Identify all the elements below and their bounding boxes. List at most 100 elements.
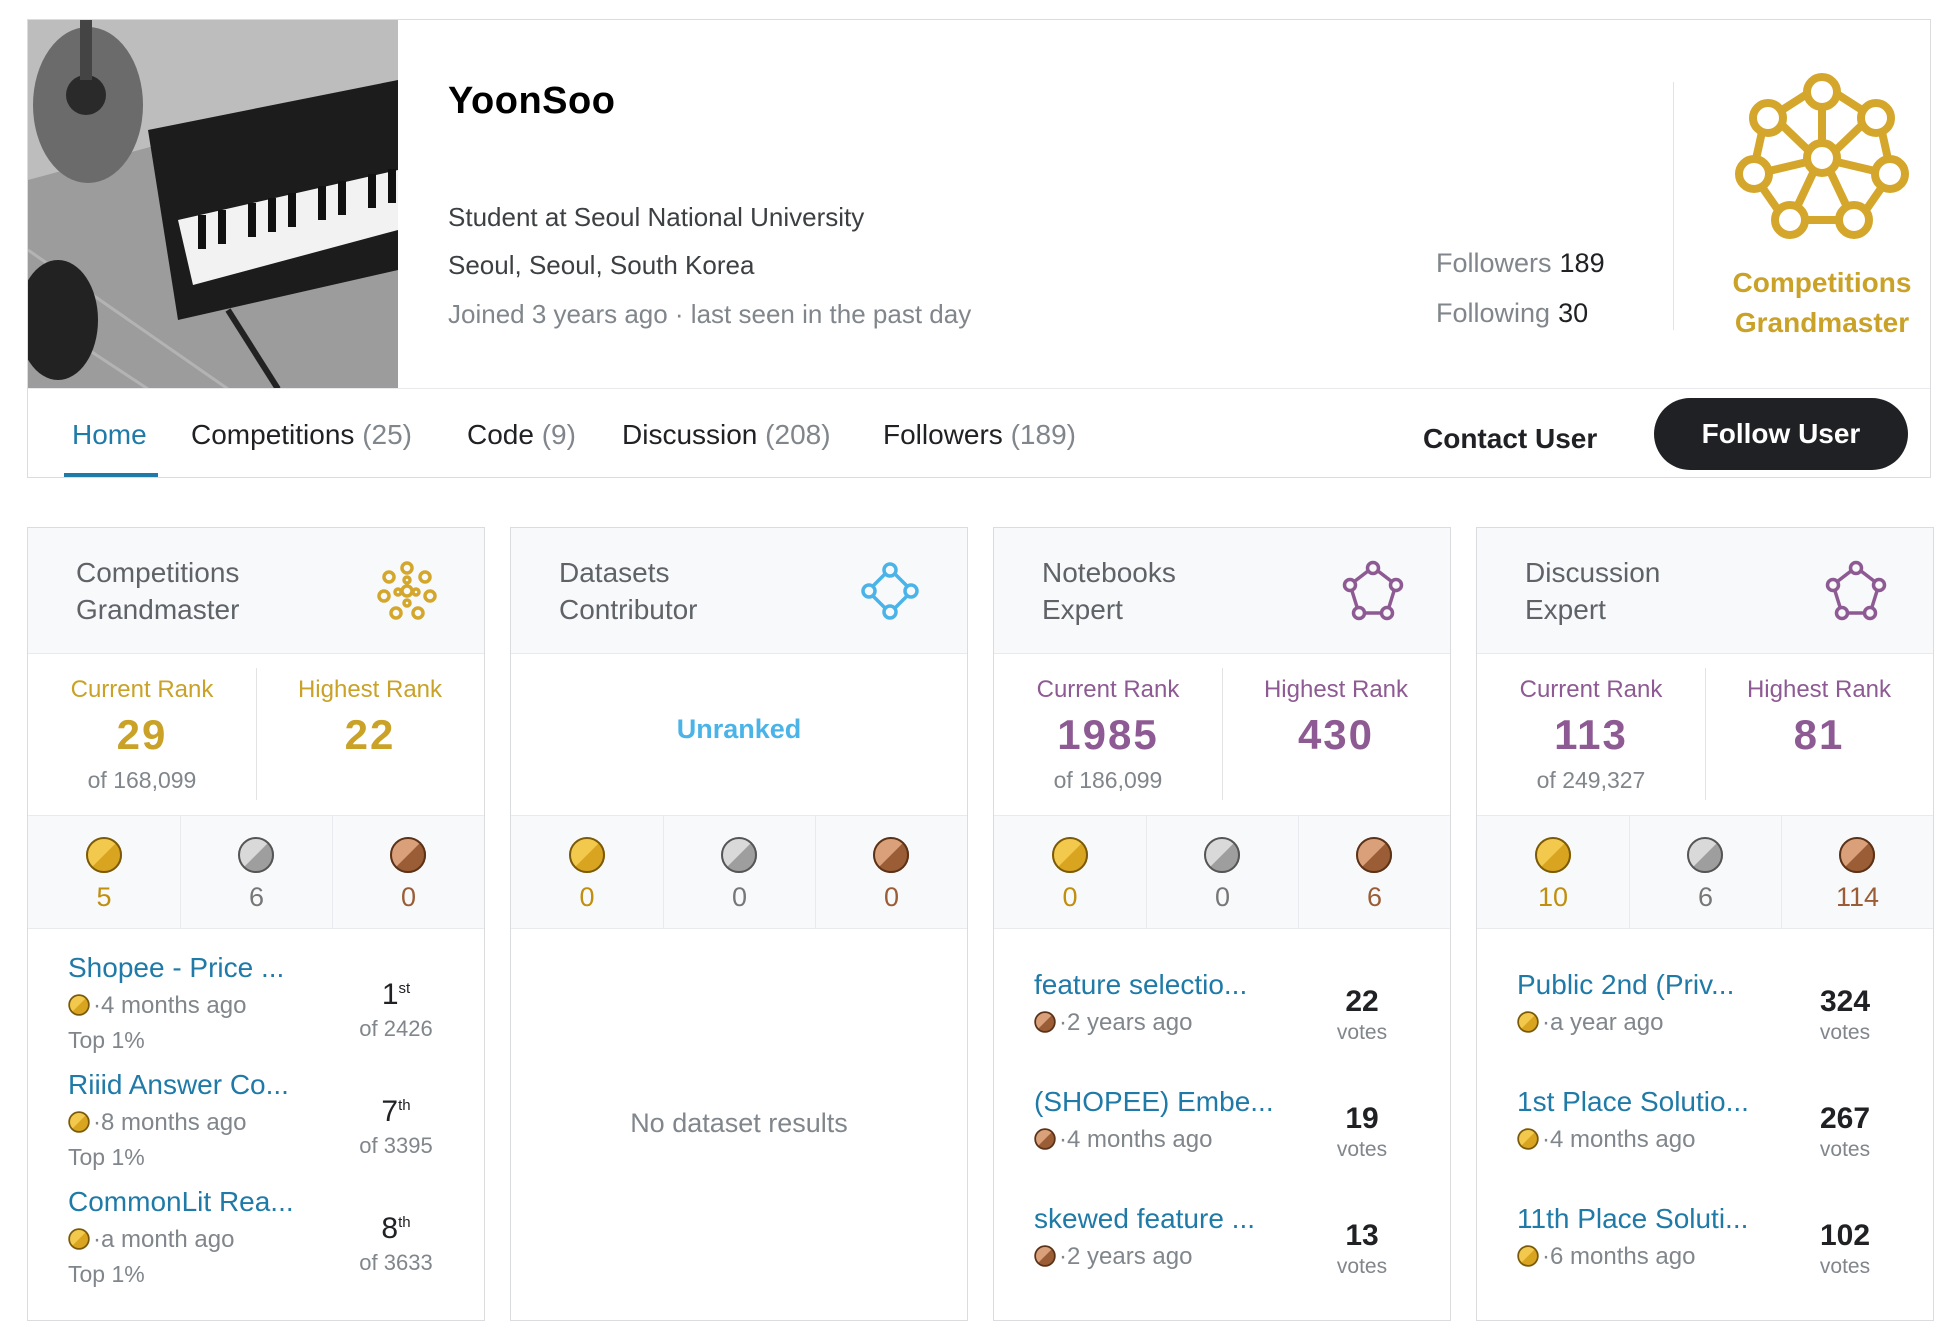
bronze-medal-icon [390, 837, 427, 873]
list-item[interactable]: skewed feature ... ·2 years ago 13 votes [1034, 1203, 1412, 1313]
following-count: 30 [1558, 298, 1589, 328]
notebook-link[interactable]: (SHOPEE) Embe... [1034, 1086, 1274, 1118]
highest-rank-label: Highest Rank [297, 676, 443, 703]
bronze-medal-count: 114 [1780, 816, 1933, 928]
rank-place-suffix: th [398, 1097, 411, 1114]
gold-medal-icon [568, 837, 605, 873]
silver-medal-count: 0 [1145, 816, 1298, 928]
discussion-link[interactable]: 11th Place Soluti... [1517, 1203, 1748, 1235]
following-stat[interactable]: Following 30 [1436, 298, 1605, 348]
silver-count-value: 6 [248, 882, 264, 912]
rank-total: of 2426 [359, 1016, 433, 1041]
item-votes: 19 votes [1312, 1102, 1412, 1162]
notebook-link[interactable]: skewed feature ... [1034, 1203, 1255, 1235]
item-time-text: 6 months ago [1550, 1243, 1696, 1270]
card-header: Discussion Expert [1477, 528, 1933, 654]
list-item[interactable]: Shopee - Price ... ·4 months ago Top 1% … [68, 952, 446, 1062]
medal-counts: 5 6 0 [28, 816, 484, 929]
notebook-link[interactable]: feature selectio... [1034, 969, 1247, 1001]
item-time-text: 8 months ago [101, 1109, 247, 1136]
tab-home-label: Home [72, 419, 147, 450]
follow-user-button[interactable]: Follow User [1654, 398, 1908, 470]
gold-medal-icon [68, 994, 90, 1016]
list-item[interactable]: feature selectio... ·2 years ago 22 votes [1034, 969, 1412, 1079]
tier-label: Competitions Grandmaster [1712, 263, 1932, 343]
votes-count: 102 [1819, 1219, 1871, 1252]
list-item[interactable]: Public 2nd (Priv... ·a year ago 324 votes [1517, 969, 1895, 1079]
list-item[interactable]: CommonLit Rea... ·a month ago Top 1% 8th… [68, 1186, 446, 1296]
rank-section: Current Rank 113 of 249,327 Highest Rank… [1477, 654, 1933, 816]
gold-medal-icon [1517, 1011, 1539, 1033]
empty-state-message: No dataset results [630, 1108, 848, 1138]
votes-count: 324 [1819, 985, 1871, 1018]
highest-rank: Highest Rank 81 [1705, 654, 1933, 815]
tab-code[interactable]: Code (9) [467, 419, 576, 451]
competition-link[interactable]: Shopee - Price ... [68, 952, 284, 984]
item-time-text: 4 months ago [101, 992, 247, 1019]
contributor-icon [861, 562, 919, 620]
list-item[interactable]: 1st Place Solutio... ·4 months ago 267 vo… [1517, 1086, 1895, 1196]
votes-count: 22 [1345, 985, 1379, 1018]
current-rank-value: 113 [1554, 711, 1628, 758]
highest-rank: Highest Rank 430 [1222, 654, 1450, 815]
current-rank: Current Rank 113 of 249,327 [1477, 654, 1705, 815]
item-votes: 102 votes [1795, 1219, 1895, 1279]
tier-label-line1: Competitions [1732, 267, 1912, 298]
discussion-link[interactable]: Public 2nd (Priv... [1517, 969, 1734, 1001]
tab-competitions[interactable]: Competitions (25) [191, 419, 412, 451]
card-header: Datasets Contributor [511, 528, 967, 654]
user-location: Seoul, Seoul, South Korea [448, 250, 755, 280]
contact-user-button[interactable]: Contact User [1413, 409, 1607, 469]
profile-tab-bar: Home Competitions (25) Code (9) Discussi… [28, 388, 1930, 478]
tab-code-count: (9) [541, 419, 576, 450]
tab-followers-label: Followers [883, 419, 1003, 450]
grandmaster-icon [377, 561, 437, 620]
bronze-count-value: 0 [883, 882, 899, 912]
competition-link[interactable]: CommonLit Rea... [68, 1186, 294, 1218]
current-rank-value: 29 [116, 711, 168, 758]
rank-place-number: 8 [381, 1212, 399, 1245]
competition-link[interactable]: Riiid Answer Co... [68, 1069, 289, 1101]
gold-count-value: 10 [1537, 882, 1569, 912]
tab-followers[interactable]: Followers (189) [883, 419, 1076, 451]
item-time: ·4 months ago [68, 992, 246, 1020]
rank-place-suffix: st [398, 980, 411, 997]
header-divider [1673, 82, 1674, 330]
followers-stat[interactable]: Followers 189 [1436, 248, 1605, 298]
item-top-percent: Top 1% [68, 1027, 145, 1053]
list-item[interactable]: 11th Place Soluti... ·6 months ago 102 vo… [1517, 1203, 1895, 1313]
user-name: YoonSoo [448, 80, 616, 122]
gold-medal-count: 0 [994, 816, 1146, 928]
tab-home[interactable]: Home [72, 419, 147, 451]
medal-counts: 0 0 6 [994, 816, 1450, 929]
item-votes: 324 votes [1795, 985, 1895, 1045]
rank-section: Current Rank 1985 of 186,099 Highest Ran… [994, 654, 1450, 816]
item-time: ·2 years ago [1034, 1243, 1192, 1271]
discussion-link[interactable]: 1st Place Solutio... [1517, 1086, 1749, 1118]
tier-badge: Competitions Grandmaster [1712, 70, 1932, 343]
card-title-line1: Datasets [559, 557, 670, 588]
votes-count: 267 [1819, 1102, 1871, 1135]
bronze-medal-icon [873, 837, 910, 873]
item-time-text: 2 years ago [1067, 1009, 1193, 1036]
card-title-line2: Expert [1525, 594, 1606, 625]
bronze-count-value: 0 [400, 882, 416, 912]
item-top-percent: Top 1% [68, 1261, 145, 1287]
tab-discussion-count: (208) [765, 419, 831, 450]
gold-medal-icon [1534, 837, 1571, 873]
silver-medal-icon [238, 837, 275, 873]
item-time-text: 4 months ago [1067, 1126, 1213, 1153]
list-item[interactable]: (SHOPEE) Embe... ·4 months ago 19 votes [1034, 1086, 1412, 1196]
tab-discussion[interactable]: Discussion (208) [622, 419, 831, 451]
current-rank-total: of 186,099 [1053, 767, 1163, 793]
card-title-line1: Notebooks [1042, 557, 1176, 588]
cover-photo [28, 20, 398, 389]
item-time: ·2 years ago [1034, 1009, 1192, 1037]
item-time-text: a year ago [1550, 1009, 1664, 1036]
bronze-medal-icon [1356, 837, 1393, 873]
list-item[interactable]: Riiid Answer Co... ·8 months ago Top 1% … [68, 1069, 446, 1179]
item-time-text: a month ago [101, 1226, 235, 1253]
expert-icon [1825, 560, 1887, 621]
rank-total: of 3395 [359, 1133, 433, 1158]
bronze-count-value: 6 [1366, 882, 1382, 912]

----------

◆ PROMPT ◆
Pull out every line of the items above verbatim, leaving out the pictures.

◆ RESULT OF THE EXERCISE ◆
Identify all the elements below and their bounding boxes. List at most 100 elements.
bronze-medal-icon [390, 837, 427, 873]
list-item[interactable]: skewed feature ... ·2 years ago 13 votes [1034, 1203, 1412, 1313]
following-count: 30 [1558, 298, 1589, 328]
notebook-link[interactable]: (SHOPEE) Embe... [1034, 1086, 1274, 1118]
highest-rank-label: Highest Rank [297, 676, 443, 703]
bronze-medal-count: 114 [1780, 816, 1933, 928]
rank-place-suffix: th [398, 1097, 411, 1114]
gold-medal-icon [568, 837, 605, 873]
silver-medal-count: 0 [1145, 816, 1298, 928]
discussion-link[interactable]: 11th Place Soluti... [1517, 1203, 1748, 1235]
following-stat[interactable]: Following 30 [1436, 298, 1605, 348]
silver-count-value: 6 [248, 882, 264, 912]
rank-total: of 2426 [359, 1016, 433, 1041]
item-votes: 19 votes [1312, 1102, 1412, 1162]
notebook-link[interactable]: skewed feature ... [1034, 1203, 1255, 1235]
item-time-text: 6 months ago [1550, 1243, 1696, 1270]
card-header: Discussion Expert [1477, 528, 1933, 654]
list-item[interactable]: Shopee - Price ... ·4 months ago Top 1% … [68, 952, 446, 1062]
medal-counts: 5 6 0 [28, 816, 484, 929]
notebook-link[interactable]: feature selectio... [1034, 969, 1247, 1001]
item-time-text: 8 months ago [101, 1109, 247, 1136]
tab-home-label: Home [72, 419, 147, 450]
follow-user-button[interactable]: Follow User [1654, 398, 1908, 470]
gold-medal-icon [68, 994, 90, 1016]
list-item[interactable]: feature selectio... ·2 years ago 22 votes [1034, 969, 1412, 1079]
tier-label: Competitions Grandmaster [1712, 263, 1932, 343]
votes-count: 102 [1819, 1219, 1871, 1252]
list-item[interactable]: Public 2nd (Priv... ·a year ago 324 votes [1517, 969, 1895, 1079]
list-item[interactable]: CommonLit Rea... ·a month ago Top 1% 8th… [68, 1186, 446, 1296]
rank-section: Current Rank 113 of 249,327 Highest Rank… [1477, 654, 1933, 816]
gold-medal-icon [1517, 1011, 1539, 1033]
empty-state-message: No dataset results [630, 1108, 848, 1138]
votes-count: 324 [1819, 985, 1871, 1018]
highest-rank: Highest Rank 81 [1705, 654, 1933, 815]
tab-code[interactable]: Code (9) [467, 419, 576, 451]
competition-link[interactable]: Shopee - Price ... [68, 952, 284, 984]
item-time-text: 4 months ago [101, 992, 247, 1019]
contributor-icon [861, 562, 919, 620]
list-item[interactable]: 1st Place Solutio... ·4 months ago 267 vo… [1517, 1086, 1895, 1196]
votes-count: 22 [1345, 985, 1379, 1018]
current-rank-value: 113 [1554, 711, 1628, 758]
highest-rank: Highest Rank 430 [1222, 654, 1450, 815]
current-rank: Current Rank 113 of 249,327 [1477, 654, 1705, 815]
item-votes: 102 votes [1795, 1219, 1895, 1279]
tier-label-line1: Competitions [1732, 267, 1912, 298]
discussion-link[interactable]: Public 2nd (Priv... [1517, 969, 1734, 1001]
tab-competitions[interactable]: Competitions (25) [191, 419, 412, 451]
card-header: Datasets Contributor [511, 528, 967, 654]
user-location: Seoul, Seoul, South Korea [448, 250, 755, 280]
contact-user-button[interactable]: Contact User [1413, 409, 1607, 469]
profile-tab-bar: Home Competitions (25) Code (9) Discussi… [28, 388, 1930, 478]
tab-code-count: (9) [541, 419, 576, 450]
tab-followers-label: Followers [883, 419, 1003, 450]
grandmaster-icon [377, 561, 437, 620]
bronze-count-value: 0 [883, 882, 899, 912]
competition-link[interactable]: CommonLit Rea... [68, 1186, 294, 1218]
current-rank-value: 29 [116, 711, 168, 758]
rank-place-number: 8 [381, 1212, 399, 1245]
competition-link[interactable]: Riiid Answer Co... [68, 1069, 289, 1101]
gold-count-value: 10 [1537, 882, 1569, 912]
tab-followers[interactable]: Followers (189) [883, 419, 1076, 451]
item-time: ·4 months ago [68, 992, 246, 1020]
rank-place-suffix: st [398, 980, 411, 997]
header-divider [1673, 82, 1674, 330]
followers-stat[interactable]: Followers 189 [1436, 248, 1605, 298]
item-top-percent: Top 1% [68, 1027, 145, 1053]
list-item[interactable]: 11th Place Soluti... ·6 months ago 102 vo… [1517, 1203, 1895, 1313]
user-name: YoonSoo [448, 80, 616, 122]
gold-medal-count: 0 [994, 816, 1146, 928]
tab-home[interactable]: Home [72, 419, 147, 451]
medal-counts: 0 0 6 [994, 816, 1450, 929]
item-votes: 324 votes [1795, 985, 1895, 1045]
rank-section: Current Rank 1985 of 186,099 Highest Ran… [994, 654, 1450, 816]
item-time: ·2 years ago [1034, 1243, 1192, 1271]
discussion-link[interactable]: 1st Place Solutio... [1517, 1086, 1749, 1118]
tier-badge: Competitions Grandmaster [1712, 70, 1932, 343]
card-title-line1: Datasets [559, 557, 670, 588]
votes-count: 267 [1819, 1102, 1871, 1135]
bronze-medal-icon [873, 837, 910, 873]
item-time-text: 2 years ago [1067, 1009, 1193, 1036]
card-title-line2: Expert [1525, 594, 1606, 625]
bronze-count-value: 0 [400, 882, 416, 912]
item-top-percent: Top 1% [68, 1261, 145, 1287]
tab-discussion-count: (208) [765, 419, 831, 450]
gold-medal-icon [1534, 837, 1571, 873]
silver-medal-icon [238, 837, 275, 873]
item-time-text: 4 months ago [1067, 1126, 1213, 1153]
list-item[interactable]: (SHOPEE) Embe... ·4 months ago 19 votes [1034, 1086, 1412, 1196]
tab-discussion[interactable]: Discussion (208) [622, 419, 831, 451]
current-rank-total: of 186,099 [1053, 767, 1163, 793]
card-title-line1: Notebooks [1042, 557, 1176, 588]
cover-photo [28, 20, 398, 389]
item-time: ·2 years ago [1034, 1009, 1192, 1037]
item-time-text: a year ago [1550, 1009, 1664, 1036]
bronze-medal-icon [1356, 837, 1393, 873]
list-item[interactable]: Riiid Answer Co... ·8 months ago Top 1% … [68, 1069, 446, 1179]
item-time-text: a month ago [101, 1226, 235, 1253]
expert-icon [1825, 560, 1887, 621]
rank-total: of 3395 [359, 1133, 433, 1158]
bronze-count-value: 6 [1366, 882, 1382, 912]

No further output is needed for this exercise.